Reproduce the records below exactly as they appear.

* PROVIDED ENTRIES *
○ ○ ○

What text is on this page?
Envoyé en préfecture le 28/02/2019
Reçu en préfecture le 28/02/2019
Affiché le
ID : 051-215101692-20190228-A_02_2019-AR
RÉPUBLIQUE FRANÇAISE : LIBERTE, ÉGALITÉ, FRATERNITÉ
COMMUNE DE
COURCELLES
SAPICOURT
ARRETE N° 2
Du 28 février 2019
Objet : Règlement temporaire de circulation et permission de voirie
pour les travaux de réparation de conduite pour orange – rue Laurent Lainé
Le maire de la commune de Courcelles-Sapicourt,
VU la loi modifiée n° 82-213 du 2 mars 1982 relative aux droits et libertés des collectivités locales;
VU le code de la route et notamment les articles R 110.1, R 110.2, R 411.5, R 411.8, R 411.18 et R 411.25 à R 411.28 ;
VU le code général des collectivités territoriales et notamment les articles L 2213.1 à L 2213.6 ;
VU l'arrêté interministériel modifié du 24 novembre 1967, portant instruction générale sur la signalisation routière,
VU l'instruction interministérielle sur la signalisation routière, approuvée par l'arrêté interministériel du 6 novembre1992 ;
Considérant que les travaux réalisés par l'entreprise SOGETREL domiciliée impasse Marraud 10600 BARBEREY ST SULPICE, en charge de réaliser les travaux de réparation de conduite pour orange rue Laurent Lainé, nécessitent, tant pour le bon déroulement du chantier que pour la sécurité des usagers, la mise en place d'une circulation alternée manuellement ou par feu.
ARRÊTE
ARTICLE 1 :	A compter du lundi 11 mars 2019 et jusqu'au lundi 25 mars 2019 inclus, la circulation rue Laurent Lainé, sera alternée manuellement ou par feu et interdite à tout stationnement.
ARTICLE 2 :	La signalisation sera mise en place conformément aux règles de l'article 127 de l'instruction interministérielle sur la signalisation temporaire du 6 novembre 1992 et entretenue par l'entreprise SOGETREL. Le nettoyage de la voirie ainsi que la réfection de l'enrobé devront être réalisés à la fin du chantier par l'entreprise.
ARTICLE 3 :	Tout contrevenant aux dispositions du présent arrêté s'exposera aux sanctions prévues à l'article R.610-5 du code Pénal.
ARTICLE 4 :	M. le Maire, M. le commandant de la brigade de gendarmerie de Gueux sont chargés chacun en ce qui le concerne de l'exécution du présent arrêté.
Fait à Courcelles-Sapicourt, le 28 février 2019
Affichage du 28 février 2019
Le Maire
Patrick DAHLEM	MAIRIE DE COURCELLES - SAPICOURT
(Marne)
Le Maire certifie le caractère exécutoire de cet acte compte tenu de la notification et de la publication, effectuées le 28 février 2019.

○ ○ ○

* FINAL RESULT *
What text is on this page?
Envoyé en préfecture le 28/02/2019
Reçu en préfecture le 28/02/2019
Affiché le
ID : 051-215101692-20190228-A_02_2019-AR
RÉPUBLIQUE FRANÇAISE : LIBERTE, ÉGALITÉ, FRATERNITÉ
COMMUNE DE
COURCELLES
SAPICOURT
ARRETE N° 2
Du 28 février 2019
Objet : Règlement temporaire de circulation et permission de voirie
pour les travaux de réparation de conduite pour orange – rue Laurent Lainé
Le maire de la commune de Courcelles-Sapicourt,
VU la loi modifiée n° 82-213 du 2 mars 1982 relative aux droits et libertés des collectivités locales;
VU le code de la route et notamment les articles R 110.1, R 110.2, R 411.5, R 411.8, R 411.18 et R 411.25 à R 411.28 ;
VU le code général des collectivités territoriales et notamment les articles L 2213.1 à L 2213.6 ;
VU l'arrêté interministériel modifié du 24 novembre 1967, portant instruction générale sur la signalisation routière,
VU l'instruction interministérielle sur la signalisation routière, approuvée par l'arrêté interministériel du 6 novembre1992 ;
Considérant que les travaux réalisés par l'entreprise SOGETREL domiciliée impasse Marraud 10600 BARBEREY ST SULPICE, en charge de réaliser les travaux de réparation de conduite pour orange rue Laurent Lainé, nécessitent, tant pour le bon déroulement du chantier que pour la sécurité des usagers, la mise en place d'une circulation alternée manuellement ou par feu.
ARRÊTE
ARTICLE 1 :	A compter du lundi 11 mars 2019 et jusqu'au lundi 25 mars 2019 inclus, la circulation rue Laurent Lainé, sera alternée manuellement ou par feu et interdite à tout stationnement.
ARTICLE 2 :	La signalisation sera mise en place conformément aux règles de l'article 127 de l'instruction interministérielle sur la signalisation temporaire du 6 novembre 1992 et entretenue par l'entreprise SOGETREL. Le nettoyage de la voirie ainsi que la réfection de l'enrobé devront être réalisés à la fin du chantier par l'entreprise.
ARTICLE 3 :	Tout contrevenant aux dispositions du présent arrêté s'exposera aux sanctions prévues à l'article R.610-5 du code Pénal.
ARTICLE 4 :	M. le Maire, M. le commandant de la brigade de gendarmerie de Gueux sont chargés chacun en ce qui le concerne de l'exécution du présent arrêté.
Fait à Courcelles-Sapicourt, le 28 février 2019
Affichage du 28 février 2019
Le Maire
Patrick DAHLEM	MAIRIE DE COURCELLES - SAPICOURT
(Marne)
Le Maire certifie le caractère exécutoire de cet acte compte tenu de la notification et de la publication, effectuées le 28 février 2019.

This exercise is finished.